INFORMATION SHOWN |
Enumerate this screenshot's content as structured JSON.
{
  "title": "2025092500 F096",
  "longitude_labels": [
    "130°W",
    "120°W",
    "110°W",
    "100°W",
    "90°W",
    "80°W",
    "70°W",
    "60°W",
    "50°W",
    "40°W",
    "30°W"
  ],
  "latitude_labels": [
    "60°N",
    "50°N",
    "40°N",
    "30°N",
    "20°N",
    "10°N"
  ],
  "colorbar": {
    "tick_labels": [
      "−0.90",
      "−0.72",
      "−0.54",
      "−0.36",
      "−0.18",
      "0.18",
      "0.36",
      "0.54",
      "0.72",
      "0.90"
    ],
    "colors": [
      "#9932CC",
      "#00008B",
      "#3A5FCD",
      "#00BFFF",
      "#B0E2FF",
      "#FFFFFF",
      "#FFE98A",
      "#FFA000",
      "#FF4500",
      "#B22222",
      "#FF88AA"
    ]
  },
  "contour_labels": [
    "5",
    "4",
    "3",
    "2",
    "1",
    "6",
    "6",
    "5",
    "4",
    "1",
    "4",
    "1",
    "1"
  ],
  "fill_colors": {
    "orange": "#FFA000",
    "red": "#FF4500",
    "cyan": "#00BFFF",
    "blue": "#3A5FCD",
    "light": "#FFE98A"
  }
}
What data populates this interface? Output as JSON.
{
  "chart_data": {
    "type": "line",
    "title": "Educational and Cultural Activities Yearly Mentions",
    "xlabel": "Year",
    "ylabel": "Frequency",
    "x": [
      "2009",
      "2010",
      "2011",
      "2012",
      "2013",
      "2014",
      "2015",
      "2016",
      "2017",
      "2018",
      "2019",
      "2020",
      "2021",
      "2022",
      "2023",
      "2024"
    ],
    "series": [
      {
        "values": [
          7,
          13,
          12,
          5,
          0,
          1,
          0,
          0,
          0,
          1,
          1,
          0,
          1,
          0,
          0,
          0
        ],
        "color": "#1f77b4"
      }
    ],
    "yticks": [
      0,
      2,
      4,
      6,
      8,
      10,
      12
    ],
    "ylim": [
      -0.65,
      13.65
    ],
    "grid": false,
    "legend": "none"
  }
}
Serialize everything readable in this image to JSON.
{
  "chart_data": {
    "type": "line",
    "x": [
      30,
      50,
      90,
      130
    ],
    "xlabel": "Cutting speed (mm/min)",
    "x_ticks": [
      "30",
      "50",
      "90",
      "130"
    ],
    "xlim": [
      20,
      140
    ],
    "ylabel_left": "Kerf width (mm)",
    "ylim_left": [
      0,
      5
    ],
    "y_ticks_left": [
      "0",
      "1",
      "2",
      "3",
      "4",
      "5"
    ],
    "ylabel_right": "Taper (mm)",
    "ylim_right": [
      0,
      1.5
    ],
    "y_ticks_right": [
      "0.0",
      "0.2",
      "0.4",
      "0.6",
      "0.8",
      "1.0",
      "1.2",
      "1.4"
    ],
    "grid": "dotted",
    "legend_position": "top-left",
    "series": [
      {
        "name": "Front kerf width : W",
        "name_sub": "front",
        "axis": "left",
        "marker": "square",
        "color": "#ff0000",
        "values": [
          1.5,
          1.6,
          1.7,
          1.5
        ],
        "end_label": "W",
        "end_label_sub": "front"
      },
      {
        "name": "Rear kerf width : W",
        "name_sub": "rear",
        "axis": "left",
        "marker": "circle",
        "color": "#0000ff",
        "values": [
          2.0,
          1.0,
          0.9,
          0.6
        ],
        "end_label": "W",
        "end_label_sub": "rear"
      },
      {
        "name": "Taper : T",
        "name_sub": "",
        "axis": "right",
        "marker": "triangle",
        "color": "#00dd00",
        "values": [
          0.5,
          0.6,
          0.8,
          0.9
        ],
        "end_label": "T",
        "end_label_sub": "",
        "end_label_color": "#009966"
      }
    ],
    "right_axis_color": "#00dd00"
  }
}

INSTRUCTIONS FOR THE TASK | From the records above, extract everything verbatim.

SOLUTION FOR THIS PROBLEM |
Enumerate this screenshot's content as structured JSON.
{
  "title": "2025092500 F096",
  "longitude_labels": [
    "130°W",
    "120°W",
    "110°W",
    "100°W",
    "90°W",
    "80°W",
    "70°W",
    "60°W",
    "50°W",
    "40°W",
    "30°W"
  ],
  "latitude_labels": [
    "60°N",
    "50°N",
    "40°N",
    "30°N",
    "20°N",
    "10°N"
  ],
  "colorbar": {
    "tick_labels": [
      "−0.90",
      "−0.72",
      "−0.54",
      "−0.36",
      "−0.18",
      "0.18",
      "0.36",
      "0.54",
      "0.72",
      "0.90"
    ],
    "colors": [
      "#9932CC",
      "#00008B",
      "#3A5FCD",
      "#00BFFF",
      "#B0E2FF",
      "#FFFFFF",
      "#FFE98A",
      "#FFA000",
      "#FF4500",
      "#B22222",
      "#FF88AA"
    ]
  },
  "contour_labels": [
    "5",
    "4",
    "3",
    "2",
    "1",
    "6",
    "6",
    "5",
    "4",
    "1",
    "4",
    "1",
    "1"
  ],
  "fill_colors": {
    "orange": "#FFA000",
    "red": "#FF4500",
    "cyan": "#00BFFF",
    "blue": "#3A5FCD",
    "light": "#FFE98A"
  }
}
What data populates this interface? Output as JSON.
{
  "chart_data": {
    "type": "line",
    "title": "Educational and Cultural Activities Yearly Mentions",
    "xlabel": "Year",
    "ylabel": "Frequency",
    "x": [
      "2009",
      "2010",
      "2011",
      "2012",
      "2013",
      "2014",
      "2015",
      "2016",
      "2017",
      "2018",
      "2019",
      "2020",
      "2021",
      "2022",
      "2023",
      "2024"
    ],
    "series": [
      {
        "values": [
          7,
          13,
          12,
          5,
          0,
          1,
          0,
          0,
          0,
          1,
          1,
          0,
          1,
          0,
          0,
          0
        ],
        "color": "#1f77b4"
      }
    ],
    "yticks": [
      0,
      2,
      4,
      6,
      8,
      10,
      12
    ],
    "ylim": [
      -0.65,
      13.65
    ],
    "grid": false,
    "legend": "none"
  }
}
Serialize everything readable in this image to JSON.
{
  "chart_data": {
    "type": "line",
    "x": [
      30,
      50,
      90,
      130
    ],
    "xlabel": "Cutting speed (mm/min)",
    "x_ticks": [
      "30",
      "50",
      "90",
      "130"
    ],
    "xlim": [
      20,
      140
    ],
    "ylabel_left": "Kerf width (mm)",
    "ylim_left": [
      0,
      5
    ],
    "y_ticks_left": [
      "0",
      "1",
      "2",
      "3",
      "4",
      "5"
    ],
    "ylabel_right": "Taper (mm)",
    "ylim_right": [
      0,
      1.5
    ],
    "y_ticks_right": [
      "0.0",
      "0.2",
      "0.4",
      "0.6",
      "0.8",
      "1.0",
      "1.2",
      "1.4"
    ],
    "grid": "dotted",
    "legend_position": "top-left",
    "series": [
      {
        "name": "Front kerf width : W",
        "name_sub": "front",
        "axis": "left",
        "marker": "square",
        "color": "#ff0000",
        "values": [
          1.5,
          1.6,
          1.7,
          1.5
        ],
        "end_label": "W",
        "end_label_sub": "front"
      },
      {
        "name": "Rear kerf width : W",
        "name_sub": "rear",
        "axis": "left",
        "marker": "circle",
        "color": "#0000ff",
        "values": [
          2.0,
          1.0,
          0.9,
          0.6
        ],
        "end_label": "W",
        "end_label_sub": "rear"
      },
      {
        "name": "Taper : T",
        "name_sub": "",
        "axis": "right",
        "marker": "triangle",
        "color": "#00dd00",
        "values": [
          0.5,
          0.6,
          0.8,
          0.9
        ],
        "end_label": "T",
        "end_label_sub": "",
        "end_label_color": "#009966"
      }
    ],
    "right_axis_color": "#00dd00"
  }
}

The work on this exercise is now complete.